- _TASK OBJECTIVE_:
Each line below should be copied exactly as it stands.

App and web page records

┄┄┄┄┄┄┄┄┄┄┄┄┄┄┄┄┄┄┄┄

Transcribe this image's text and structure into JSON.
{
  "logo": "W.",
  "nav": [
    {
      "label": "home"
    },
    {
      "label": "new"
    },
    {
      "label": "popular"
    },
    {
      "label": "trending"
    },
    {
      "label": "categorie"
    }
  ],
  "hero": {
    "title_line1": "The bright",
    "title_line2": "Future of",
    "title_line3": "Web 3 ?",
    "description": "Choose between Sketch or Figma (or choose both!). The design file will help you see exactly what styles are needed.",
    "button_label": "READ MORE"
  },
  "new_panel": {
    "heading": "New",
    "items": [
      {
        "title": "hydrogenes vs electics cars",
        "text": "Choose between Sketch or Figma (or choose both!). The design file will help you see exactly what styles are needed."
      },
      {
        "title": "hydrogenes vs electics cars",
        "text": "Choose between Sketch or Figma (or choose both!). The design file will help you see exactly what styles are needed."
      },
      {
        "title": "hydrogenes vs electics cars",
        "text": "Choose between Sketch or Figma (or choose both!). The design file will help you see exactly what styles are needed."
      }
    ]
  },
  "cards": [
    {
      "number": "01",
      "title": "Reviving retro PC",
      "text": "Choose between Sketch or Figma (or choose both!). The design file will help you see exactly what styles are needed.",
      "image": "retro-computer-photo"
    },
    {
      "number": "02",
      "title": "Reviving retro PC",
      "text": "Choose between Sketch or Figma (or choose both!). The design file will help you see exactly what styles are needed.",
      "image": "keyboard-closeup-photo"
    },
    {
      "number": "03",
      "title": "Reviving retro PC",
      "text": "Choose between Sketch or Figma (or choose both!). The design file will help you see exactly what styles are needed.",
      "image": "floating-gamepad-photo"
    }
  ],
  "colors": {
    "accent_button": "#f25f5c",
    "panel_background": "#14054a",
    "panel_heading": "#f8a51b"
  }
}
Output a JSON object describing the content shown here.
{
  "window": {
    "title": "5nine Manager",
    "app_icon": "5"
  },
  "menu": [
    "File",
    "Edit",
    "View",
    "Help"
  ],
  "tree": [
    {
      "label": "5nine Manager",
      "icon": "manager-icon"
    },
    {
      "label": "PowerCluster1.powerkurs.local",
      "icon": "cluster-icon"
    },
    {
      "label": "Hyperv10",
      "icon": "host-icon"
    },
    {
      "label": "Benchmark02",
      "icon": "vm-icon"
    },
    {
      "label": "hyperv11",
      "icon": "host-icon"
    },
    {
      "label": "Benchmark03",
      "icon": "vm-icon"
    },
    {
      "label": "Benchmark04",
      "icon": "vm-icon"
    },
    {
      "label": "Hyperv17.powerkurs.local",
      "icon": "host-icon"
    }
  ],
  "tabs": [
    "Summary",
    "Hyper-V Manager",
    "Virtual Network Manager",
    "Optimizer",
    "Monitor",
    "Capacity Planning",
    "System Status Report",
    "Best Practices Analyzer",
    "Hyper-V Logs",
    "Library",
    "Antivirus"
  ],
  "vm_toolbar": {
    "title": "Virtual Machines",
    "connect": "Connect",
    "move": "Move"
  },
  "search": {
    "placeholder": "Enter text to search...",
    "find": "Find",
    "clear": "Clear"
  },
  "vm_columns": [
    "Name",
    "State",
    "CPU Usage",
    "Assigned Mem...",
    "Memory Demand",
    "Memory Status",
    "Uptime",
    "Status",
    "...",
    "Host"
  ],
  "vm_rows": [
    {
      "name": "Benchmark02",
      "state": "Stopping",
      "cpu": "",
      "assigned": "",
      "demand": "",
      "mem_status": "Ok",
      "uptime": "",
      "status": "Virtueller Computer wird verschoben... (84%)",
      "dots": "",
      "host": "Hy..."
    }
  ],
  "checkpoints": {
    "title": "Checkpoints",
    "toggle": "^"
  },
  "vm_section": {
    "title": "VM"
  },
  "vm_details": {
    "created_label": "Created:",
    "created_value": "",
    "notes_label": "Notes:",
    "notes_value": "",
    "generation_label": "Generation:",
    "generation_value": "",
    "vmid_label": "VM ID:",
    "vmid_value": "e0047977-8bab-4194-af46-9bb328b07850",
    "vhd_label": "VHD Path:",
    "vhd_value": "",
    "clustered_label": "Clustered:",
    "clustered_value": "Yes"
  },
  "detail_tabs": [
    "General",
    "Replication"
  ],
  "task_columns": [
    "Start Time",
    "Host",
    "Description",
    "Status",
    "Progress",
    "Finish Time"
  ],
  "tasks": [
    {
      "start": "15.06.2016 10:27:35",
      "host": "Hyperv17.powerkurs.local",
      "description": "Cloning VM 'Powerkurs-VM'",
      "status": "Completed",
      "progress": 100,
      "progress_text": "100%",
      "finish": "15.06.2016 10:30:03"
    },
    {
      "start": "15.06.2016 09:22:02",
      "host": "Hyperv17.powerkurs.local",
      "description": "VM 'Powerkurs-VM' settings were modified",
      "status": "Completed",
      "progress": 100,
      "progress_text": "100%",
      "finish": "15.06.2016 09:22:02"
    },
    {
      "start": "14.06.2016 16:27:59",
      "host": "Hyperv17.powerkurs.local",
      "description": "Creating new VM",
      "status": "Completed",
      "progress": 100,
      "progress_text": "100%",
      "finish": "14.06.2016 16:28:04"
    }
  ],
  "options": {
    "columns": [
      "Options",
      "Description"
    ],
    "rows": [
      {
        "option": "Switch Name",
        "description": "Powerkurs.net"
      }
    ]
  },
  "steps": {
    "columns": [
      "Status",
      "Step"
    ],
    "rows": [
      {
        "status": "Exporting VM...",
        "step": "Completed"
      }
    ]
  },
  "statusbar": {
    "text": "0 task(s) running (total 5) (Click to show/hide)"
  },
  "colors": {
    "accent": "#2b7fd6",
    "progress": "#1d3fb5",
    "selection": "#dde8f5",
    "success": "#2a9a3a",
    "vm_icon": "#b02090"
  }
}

┄┄┄┄┄┄┄┄┄┄┄┄┄┄┄┄┄┄┄┄

- _REPLY_:
Transcribe this image's text and structure into JSON.
{
  "logo": "W.",
  "nav": [
    {
      "label": "home"
    },
    {
      "label": "new"
    },
    {
      "label": "popular"
    },
    {
      "label": "trending"
    },
    {
      "label": "categorie"
    }
  ],
  "hero": {
    "title_line1": "The bright",
    "title_line2": "Future of",
    "title_line3": "Web 3 ?",
    "description": "Choose between Sketch or Figma (or choose both!). The design file will help you see exactly what styles are needed.",
    "button_label": "READ MORE"
  },
  "new_panel": {
    "heading": "New",
    "items": [
      {
        "title": "hydrogenes vs electics cars",
        "text": "Choose between Sketch or Figma (or choose both!). The design file will help you see exactly what styles are needed."
      },
      {
        "title": "hydrogenes vs electics cars",
        "text": "Choose between Sketch or Figma (or choose both!). The design file will help you see exactly what styles are needed."
      },
      {
        "title": "hydrogenes vs electics cars",
        "text": "Choose between Sketch or Figma (or choose both!). The design file will help you see exactly what styles are needed."
      }
    ]
  },
  "cards": [
    {
      "number": "01",
      "title": "Reviving retro PC",
      "text": "Choose between Sketch or Figma (or choose both!). The design file will help you see exactly what styles are needed.",
      "image": "retro-computer-photo"
    },
    {
      "number": "02",
      "title": "Reviving retro PC",
      "text": "Choose between Sketch or Figma (or choose both!). The design file will help you see exactly what styles are needed.",
      "image": "keyboard-closeup-photo"
    },
    {
      "number": "03",
      "title": "Reviving retro PC",
      "text": "Choose between Sketch or Figma (or choose both!). The design file will help you see exactly what styles are needed.",
      "image": "floating-gamepad-photo"
    }
  ],
  "colors": {
    "accent_button": "#f25f5c",
    "panel_background": "#14054a",
    "panel_heading": "#f8a51b"
  }
}
Output a JSON object describing the content shown here.
{
  "window": {
    "title": "5nine Manager",
    "app_icon": "5"
  },
  "menu": [
    "File",
    "Edit",
    "View",
    "Help"
  ],
  "tree": [
    {
      "label": "5nine Manager",
      "icon": "manager-icon"
    },
    {
      "label": "PowerCluster1.powerkurs.local",
      "icon": "cluster-icon"
    },
    {
      "label": "Hyperv10",
      "icon": "host-icon"
    },
    {
      "label": "Benchmark02",
      "icon": "vm-icon"
    },
    {
      "label": "hyperv11",
      "icon": "host-icon"
    },
    {
      "label": "Benchmark03",
      "icon": "vm-icon"
    },
    {
      "label": "Benchmark04",
      "icon": "vm-icon"
    },
    {
      "label": "Hyperv17.powerkurs.local",
      "icon": "host-icon"
    }
  ],
  "tabs": [
    "Summary",
    "Hyper-V Manager",
    "Virtual Network Manager",
    "Optimizer",
    "Monitor",
    "Capacity Planning",
    "System Status Report",
    "Best Practices Analyzer",
    "Hyper-V Logs",
    "Library",
    "Antivirus"
  ],
  "vm_toolbar": {
    "title": "Virtual Machines",
    "connect": "Connect",
    "move": "Move"
  },
  "search": {
    "placeholder": "Enter text to search...",
    "find": "Find",
    "clear": "Clear"
  },
  "vm_columns": [
    "Name",
    "State",
    "CPU Usage",
    "Assigned Mem...",
    "Memory Demand",
    "Memory Status",
    "Uptime",
    "Status",
    "...",
    "Host"
  ],
  "vm_rows": [
    {
      "name": "Benchmark02",
      "state": "Stopping",
      "cpu": "",
      "assigned": "",
      "demand": "",
      "mem_status": "Ok",
      "uptime": "",
      "status": "Virtueller Computer wird verschoben... (84%)",
      "dots": "",
      "host": "Hy..."
    }
  ],
  "checkpoints": {
    "title": "Checkpoints",
    "toggle": "^"
  },
  "vm_section": {
    "title": "VM"
  },
  "vm_details": {
    "created_label": "Created:",
    "created_value": "",
    "notes_label": "Notes:",
    "notes_value": "",
    "generation_label": "Generation:",
    "generation_value": "",
    "vmid_label": "VM ID:",
    "vmid_value": "e0047977-8bab-4194-af46-9bb328b07850",
    "vhd_label": "VHD Path:",
    "vhd_value": "",
    "clustered_label": "Clustered:",
    "clustered_value": "Yes"
  },
  "detail_tabs": [
    "General",
    "Replication"
  ],
  "task_columns": [
    "Start Time",
    "Host",
    "Description",
    "Status",
    "Progress",
    "Finish Time"
  ],
  "tasks": [
    {
      "start": "15.06.2016 10:27:35",
      "host": "Hyperv17.powerkurs.local",
      "description": "Cloning VM 'Powerkurs-VM'",
      "status": "Completed",
      "progress": 100,
      "progress_text": "100%",
      "finish": "15.06.2016 10:30:03"
    },
    {
      "start": "15.06.2016 09:22:02",
      "host": "Hyperv17.powerkurs.local",
      "description": "VM 'Powerkurs-VM' settings were modified",
      "status": "Completed",
      "progress": 100,
      "progress_text": "100%",
      "finish": "15.06.2016 09:22:02"
    },
    {
      "start": "14.06.2016 16:27:59",
      "host": "Hyperv17.powerkurs.local",
      "description": "Creating new VM",
      "status": "Completed",
      "progress": 100,
      "progress_text": "100%",
      "finish": "14.06.2016 16:28:04"
    }
  ],
  "options": {
    "columns": [
      "Options",
      "Description"
    ],
    "rows": [
      {
        "option": "Switch Name",
        "description": "Powerkurs.net"
      }
    ]
  },
  "steps": {
    "columns": [
      "Status",
      "Step"
    ],
    "rows": [
      {
        "status": "Exporting VM...",
        "step": "Completed"
      }
    ]
  },
  "statusbar": {
    "text": "0 task(s) running (total 5) (Click to show/hide)"
  },
  "colors": {
    "accent": "#2b7fd6",
    "progress": "#1d3fb5",
    "selection": "#dde8f5",
    "success": "#2a9a3a",
    "vm_icon": "#b02090"
  }
}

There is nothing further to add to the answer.